TASK PROMPT: Write out the material exactly, leaving every picture behind.
**** RECORDS FOR THE EXERCISE
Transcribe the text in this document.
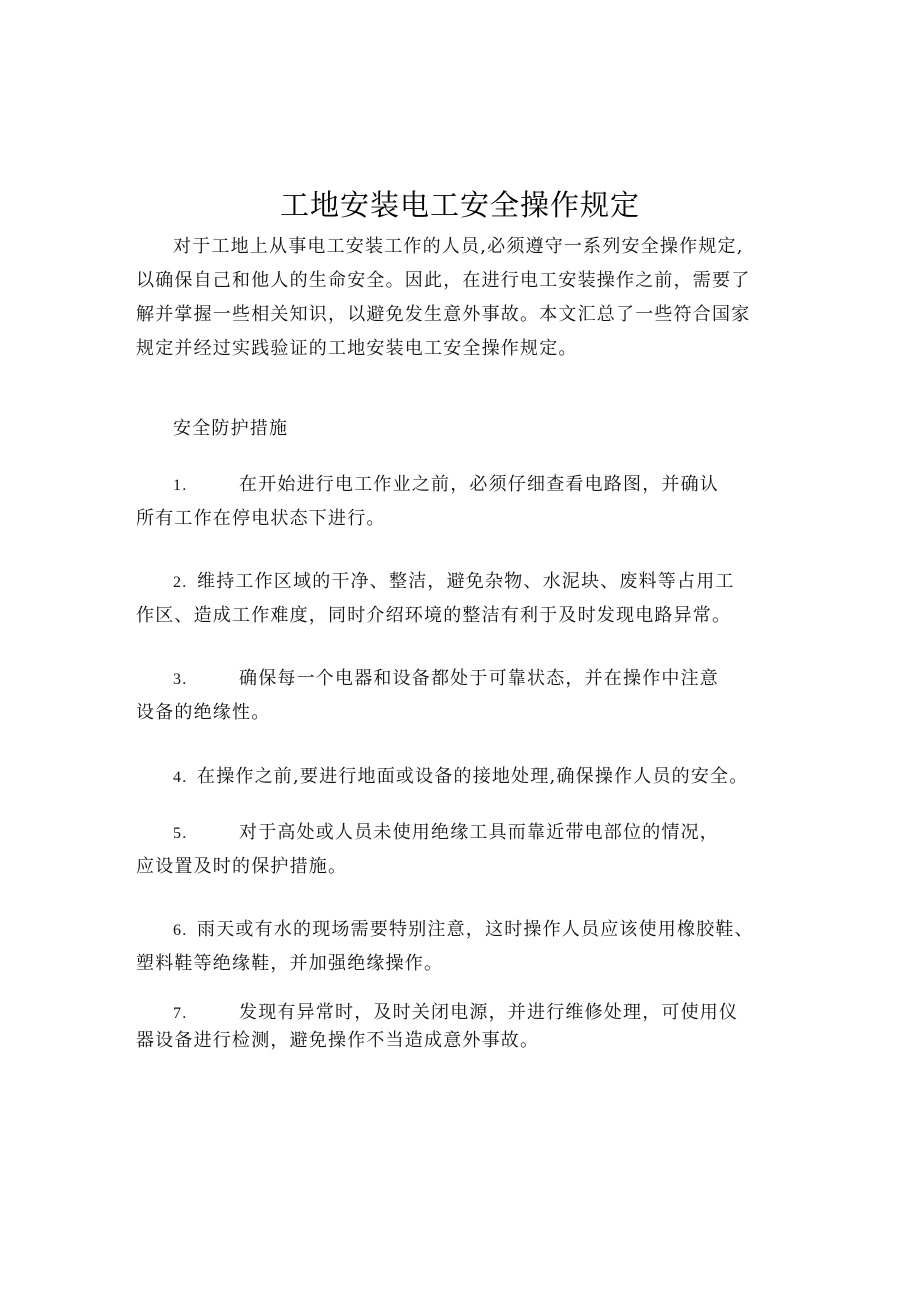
工地安装电工安全操作规定
对于工地上从事电工安装工作的人员,必须遵守一系列安全操作规定,
以确保自己和他人的生命安全。因此，在进行电工安装操作之前，需要了
解并掌握一些相关知识，以避免发生意外事故。本文汇总了一些符合国家
规定并经过实践验证的工地安装电工安全操作规定。
安全防护措施
1.	在开始进行电工作业之前，必须仔细查看电路图，并确认
所有工作在停电状态下进行。
2. 维持工作区域的干净、整洁，避免杂物、水泥块、废料等占用工
作区、造成工作难度，同时介绍环境的整洁有利于及时发现电路异常。
3.	确保每一个电器和设备都处于可靠状态，并在操作中注意
设备的绝缘性。
4. 在操作之前,要进行地面或设备的接地处理,确保操作人员的安全。
5.	对于高处或人员未使用绝缘工具而靠近带电部位的情况，
应设置及时的保护措施。
6. 雨天或有水的现场需要特别注意，这时操作人员应该使用橡胶鞋、
塑料鞋等绝缘鞋，并加强绝缘操作。
7.	发现有异常时，及时关闭电源，并进行维修处理，可使用仪
器设备进行检测，避免操作不当造成意外事故。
********
ANSWER FOR THIS EXERCISE:
Transcribe the text in this document.
工地安装电工安全操作规定
对于工地上从事电工安装工作的人员,必须遵守一系列安全操作规定,
以确保自己和他人的生命安全。因此，在进行电工安装操作之前，需要了
解并掌握一些相关知识，以避免发生意外事故。本文汇总了一些符合国家
规定并经过实践验证的工地安装电工安全操作规定。
安全防护措施
1.	在开始进行电工作业之前，必须仔细查看电路图，并确认
所有工作在停电状态下进行。
2. 维持工作区域的干净、整洁，避免杂物、水泥块、废料等占用工
作区、造成工作难度，同时介绍环境的整洁有利于及时发现电路异常。
3.	确保每一个电器和设备都处于可靠状态，并在操作中注意
设备的绝缘性。
4. 在操作之前,要进行地面或设备的接地处理,确保操作人员的安全。
5.	对于高处或人员未使用绝缘工具而靠近带电部位的情况，
应设置及时的保护措施。
6. 雨天或有水的现场需要特别注意，这时操作人员应该使用橡胶鞋、
塑料鞋等绝缘鞋，并加强绝缘操作。
7.	发现有异常时，及时关闭电源，并进行维修处理，可使用仪
器设备进行检测，避免操作不当造成意外事故。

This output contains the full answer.